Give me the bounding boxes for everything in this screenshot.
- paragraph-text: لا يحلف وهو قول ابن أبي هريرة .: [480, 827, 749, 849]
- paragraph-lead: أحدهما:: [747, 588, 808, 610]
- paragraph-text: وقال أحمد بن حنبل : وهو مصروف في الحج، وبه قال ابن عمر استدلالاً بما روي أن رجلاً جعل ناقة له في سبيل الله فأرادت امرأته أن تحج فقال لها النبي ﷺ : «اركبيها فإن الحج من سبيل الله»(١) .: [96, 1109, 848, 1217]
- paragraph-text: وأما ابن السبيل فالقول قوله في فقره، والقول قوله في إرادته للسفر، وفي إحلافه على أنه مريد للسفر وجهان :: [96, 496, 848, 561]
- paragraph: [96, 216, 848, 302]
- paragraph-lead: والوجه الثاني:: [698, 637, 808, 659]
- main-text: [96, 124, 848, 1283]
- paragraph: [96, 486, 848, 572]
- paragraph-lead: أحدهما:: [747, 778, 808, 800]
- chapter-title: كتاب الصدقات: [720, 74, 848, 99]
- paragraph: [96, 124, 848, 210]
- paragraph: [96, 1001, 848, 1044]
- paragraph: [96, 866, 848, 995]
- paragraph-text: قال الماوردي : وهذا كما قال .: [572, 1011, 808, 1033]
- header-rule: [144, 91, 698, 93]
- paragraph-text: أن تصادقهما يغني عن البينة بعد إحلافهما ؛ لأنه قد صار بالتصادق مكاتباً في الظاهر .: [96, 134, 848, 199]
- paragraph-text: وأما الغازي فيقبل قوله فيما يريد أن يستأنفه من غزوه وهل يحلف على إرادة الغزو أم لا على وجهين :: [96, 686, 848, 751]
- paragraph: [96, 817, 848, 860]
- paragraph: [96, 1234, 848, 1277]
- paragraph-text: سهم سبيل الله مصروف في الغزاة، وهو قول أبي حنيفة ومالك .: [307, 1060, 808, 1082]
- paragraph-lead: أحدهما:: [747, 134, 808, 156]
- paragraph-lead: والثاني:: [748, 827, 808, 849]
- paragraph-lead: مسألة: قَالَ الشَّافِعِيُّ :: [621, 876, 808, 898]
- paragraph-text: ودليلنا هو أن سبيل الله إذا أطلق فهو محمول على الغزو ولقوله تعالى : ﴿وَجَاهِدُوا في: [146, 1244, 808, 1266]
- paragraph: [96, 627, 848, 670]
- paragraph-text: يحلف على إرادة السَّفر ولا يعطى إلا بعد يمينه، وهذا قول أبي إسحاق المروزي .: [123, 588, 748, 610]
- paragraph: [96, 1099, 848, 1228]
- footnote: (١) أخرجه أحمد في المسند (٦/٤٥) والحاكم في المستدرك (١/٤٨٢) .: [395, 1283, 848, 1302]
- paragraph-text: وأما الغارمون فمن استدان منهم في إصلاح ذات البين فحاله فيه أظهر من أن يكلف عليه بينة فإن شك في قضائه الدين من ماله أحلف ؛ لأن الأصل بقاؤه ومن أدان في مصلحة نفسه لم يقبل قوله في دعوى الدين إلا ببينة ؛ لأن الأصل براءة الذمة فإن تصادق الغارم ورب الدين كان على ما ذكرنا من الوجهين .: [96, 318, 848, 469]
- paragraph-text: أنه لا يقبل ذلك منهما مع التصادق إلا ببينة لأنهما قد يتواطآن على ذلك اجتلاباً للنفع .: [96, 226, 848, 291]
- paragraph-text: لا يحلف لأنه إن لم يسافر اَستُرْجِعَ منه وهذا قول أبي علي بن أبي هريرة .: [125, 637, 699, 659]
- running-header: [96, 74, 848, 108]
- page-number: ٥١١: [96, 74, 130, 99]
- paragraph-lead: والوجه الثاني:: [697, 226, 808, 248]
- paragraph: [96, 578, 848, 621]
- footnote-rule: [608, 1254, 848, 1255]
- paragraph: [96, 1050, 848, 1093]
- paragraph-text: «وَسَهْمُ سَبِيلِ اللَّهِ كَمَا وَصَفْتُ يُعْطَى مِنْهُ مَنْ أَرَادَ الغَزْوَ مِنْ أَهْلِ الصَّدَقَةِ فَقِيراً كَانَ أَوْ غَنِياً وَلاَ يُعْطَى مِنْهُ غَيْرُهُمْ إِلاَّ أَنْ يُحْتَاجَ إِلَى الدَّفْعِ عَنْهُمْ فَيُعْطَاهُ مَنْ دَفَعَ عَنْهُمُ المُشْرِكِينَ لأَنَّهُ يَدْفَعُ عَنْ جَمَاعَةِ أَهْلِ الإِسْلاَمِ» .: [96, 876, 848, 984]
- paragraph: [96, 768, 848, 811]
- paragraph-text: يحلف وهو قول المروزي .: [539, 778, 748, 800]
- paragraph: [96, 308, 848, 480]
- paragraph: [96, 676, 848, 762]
# # #
[TO BE DONE] Reproduce every line of the data above word for word, keeping each one unchanged and in its original order.

[IN RESPONSE]
Give me the bounding boxes for everything in this screenshot.
- paragraph-text: لا يحلف وهو قول ابن أبي هريرة .: [480, 827, 749, 849]
- paragraph-lead: أحدهما:: [747, 588, 808, 610]
- paragraph-text: وقال أحمد بن حنبل : وهو مصروف في الحج، وبه قال ابن عمر استدلالاً بما روي أن رجلاً جعل ناقة له في سبيل الله فأرادت امرأته أن تحج فقال لها النبي ﷺ : «اركبيها فإن الحج من سبيل الله»(١) .: [96, 1109, 848, 1217]
- paragraph-text: وأما ابن السبيل فالقول قوله في فقره، والقول قوله في إرادته للسفر، وفي إحلافه على أنه مريد للسفر وجهان :: [96, 496, 848, 561]
- paragraph: [96, 216, 848, 302]
- paragraph-lead: والوجه الثاني:: [698, 637, 808, 659]
- main-text: [96, 124, 848, 1283]
- paragraph: [96, 486, 848, 572]
- paragraph-lead: أحدهما:: [747, 778, 808, 800]
- chapter-title: كتاب الصدقات: [720, 74, 848, 99]
- paragraph: [96, 124, 848, 210]
- paragraph: [96, 1001, 848, 1044]
- paragraph: [96, 866, 848, 995]
- paragraph-text: قال الماوردي : وهذا كما قال .: [572, 1011, 808, 1033]
- header-rule: [144, 91, 698, 93]
- paragraph-text: أن تصادقهما يغني عن البينة بعد إحلافهما ؛ لأنه قد صار بالتصادق مكاتباً في الظاهر .: [96, 134, 848, 199]
- paragraph-text: وأما الغازي فيقبل قوله فيما يريد أن يستأنفه من غزوه وهل يحلف على إرادة الغزو أم لا على وجهين :: [96, 686, 848, 751]
- paragraph: [96, 817, 848, 860]
- paragraph: [96, 1234, 848, 1277]
- paragraph-text: سهم سبيل الله مصروف في الغزاة، وهو قول أبي حنيفة ومالك .: [307, 1060, 808, 1082]
- paragraph-lead: أحدهما:: [747, 134, 808, 156]
- paragraph-lead: والثاني:: [748, 827, 808, 849]
- paragraph-lead: مسألة: قَالَ الشَّافِعِيُّ :: [621, 876, 808, 898]
- paragraph-text: ودليلنا هو أن سبيل الله إذا أطلق فهو محمول على الغزو ولقوله تعالى : ﴿وَجَاهِدُوا في: [146, 1244, 808, 1266]
- paragraph: [96, 627, 848, 670]
- paragraph-text: يحلف على إرادة السَّفر ولا يعطى إلا بعد يمينه، وهذا قول أبي إسحاق المروزي .: [123, 588, 748, 610]
- paragraph: [96, 1099, 848, 1228]
- footnote: (١) أخرجه أحمد في المسند (٦/٤٥) والحاكم في المستدرك (١/٤٨٢) .: [395, 1283, 848, 1302]
- paragraph-text: وأما الغارمون فمن استدان منهم في إصلاح ذات البين فحاله فيه أظهر من أن يكلف عليه بينة فإن شك في قضائه الدين من ماله أحلف ؛ لأن الأصل بقاؤه ومن أدان في مصلحة نفسه لم يقبل قوله في دعوى الدين إلا ببينة ؛ لأن الأصل براءة الذمة فإن تصادق الغارم ورب الدين كان على ما ذكرنا من الوجهين .: [96, 318, 848, 469]
- paragraph-text: أنه لا يقبل ذلك منهما مع التصادق إلا ببينة لأنهما قد يتواطآن على ذلك اجتلاباً للنفع .: [96, 226, 848, 291]
- paragraph-text: لا يحلف لأنه إن لم يسافر اَستُرْجِعَ منه وهذا قول أبي علي بن أبي هريرة .: [125, 637, 699, 659]
- running-header: [96, 74, 848, 108]
- page-number: ٥١١: [96, 74, 130, 99]
- paragraph-lead: والوجه الثاني:: [697, 226, 808, 248]
- paragraph: [96, 578, 848, 621]
- footnote-rule: [608, 1254, 848, 1255]
- paragraph: [96, 1050, 848, 1093]
- paragraph-text: «وَسَهْمُ سَبِيلِ اللَّهِ كَمَا وَصَفْتُ يُعْطَى مِنْهُ مَنْ أَرَادَ الغَزْوَ مِنْ أَهْلِ الصَّدَقَةِ فَقِيراً كَانَ أَوْ غَنِياً وَلاَ يُعْطَى مِنْهُ غَيْرُهُمْ إِلاَّ أَنْ يُحْتَاجَ إِلَى الدَّفْعِ عَنْهُمْ فَيُعْطَاهُ مَنْ دَفَعَ عَنْهُمُ المُشْرِكِينَ لأَنَّهُ يَدْفَعُ عَنْ جَمَاعَةِ أَهْلِ الإِسْلاَمِ» .: [96, 876, 848, 984]
- paragraph: [96, 768, 848, 811]
- paragraph-text: يحلف وهو قول المروزي .: [539, 778, 748, 800]
- paragraph: [96, 308, 848, 480]
- paragraph: [96, 676, 848, 762]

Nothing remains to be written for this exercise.